:: EXERCISE INPUTS ::

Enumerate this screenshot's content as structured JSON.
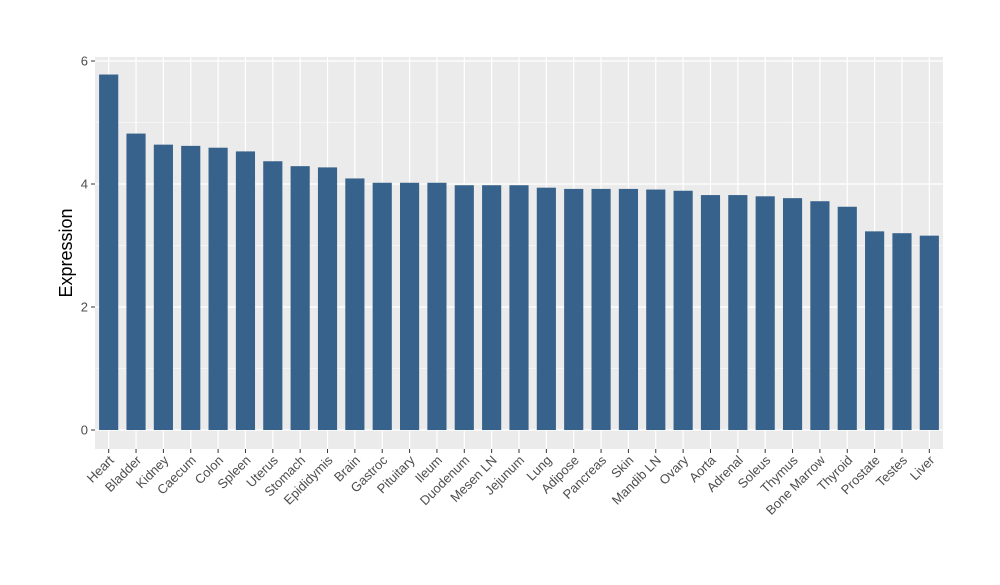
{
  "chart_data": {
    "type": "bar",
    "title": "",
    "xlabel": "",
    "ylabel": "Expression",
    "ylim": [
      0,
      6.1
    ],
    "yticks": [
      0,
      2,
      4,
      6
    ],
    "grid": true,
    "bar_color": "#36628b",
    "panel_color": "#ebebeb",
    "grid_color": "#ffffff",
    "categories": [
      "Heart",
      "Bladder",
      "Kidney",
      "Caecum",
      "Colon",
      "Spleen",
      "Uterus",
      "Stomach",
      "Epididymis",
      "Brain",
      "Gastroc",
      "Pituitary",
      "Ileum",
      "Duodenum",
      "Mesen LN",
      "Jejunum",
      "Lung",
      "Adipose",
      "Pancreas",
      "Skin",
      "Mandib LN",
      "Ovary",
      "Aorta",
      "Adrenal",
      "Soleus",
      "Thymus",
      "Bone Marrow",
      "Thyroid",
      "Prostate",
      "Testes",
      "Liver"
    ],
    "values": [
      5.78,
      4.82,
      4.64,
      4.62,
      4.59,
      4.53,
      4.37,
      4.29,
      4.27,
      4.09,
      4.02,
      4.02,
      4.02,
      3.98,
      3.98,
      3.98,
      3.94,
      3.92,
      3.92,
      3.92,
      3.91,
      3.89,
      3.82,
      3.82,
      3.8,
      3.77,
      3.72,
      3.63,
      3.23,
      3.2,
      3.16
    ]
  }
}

:: STATED EXERCISE ::
Output the full set of records above without changing a word, and drop the images.

:: RESPONSE TO THIS EXERCISE ::
Enumerate this screenshot's content as structured JSON.
{
  "chart_data": {
    "type": "bar",
    "title": "",
    "xlabel": "",
    "ylabel": "Expression",
    "ylim": [
      0,
      6.1
    ],
    "yticks": [
      0,
      2,
      4,
      6
    ],
    "grid": true,
    "bar_color": "#36628b",
    "panel_color": "#ebebeb",
    "grid_color": "#ffffff",
    "categories": [
      "Heart",
      "Bladder",
      "Kidney",
      "Caecum",
      "Colon",
      "Spleen",
      "Uterus",
      "Stomach",
      "Epididymis",
      "Brain",
      "Gastroc",
      "Pituitary",
      "Ileum",
      "Duodenum",
      "Mesen LN",
      "Jejunum",
      "Lung",
      "Adipose",
      "Pancreas",
      "Skin",
      "Mandib LN",
      "Ovary",
      "Aorta",
      "Adrenal",
      "Soleus",
      "Thymus",
      "Bone Marrow",
      "Thyroid",
      "Prostate",
      "Testes",
      "Liver"
    ],
    "values": [
      5.78,
      4.82,
      4.64,
      4.62,
      4.59,
      4.53,
      4.37,
      4.29,
      4.27,
      4.09,
      4.02,
      4.02,
      4.02,
      3.98,
      3.98,
      3.98,
      3.94,
      3.92,
      3.92,
      3.92,
      3.91,
      3.89,
      3.82,
      3.82,
      3.8,
      3.77,
      3.72,
      3.63,
      3.23,
      3.2,
      3.16
    ]
  }
}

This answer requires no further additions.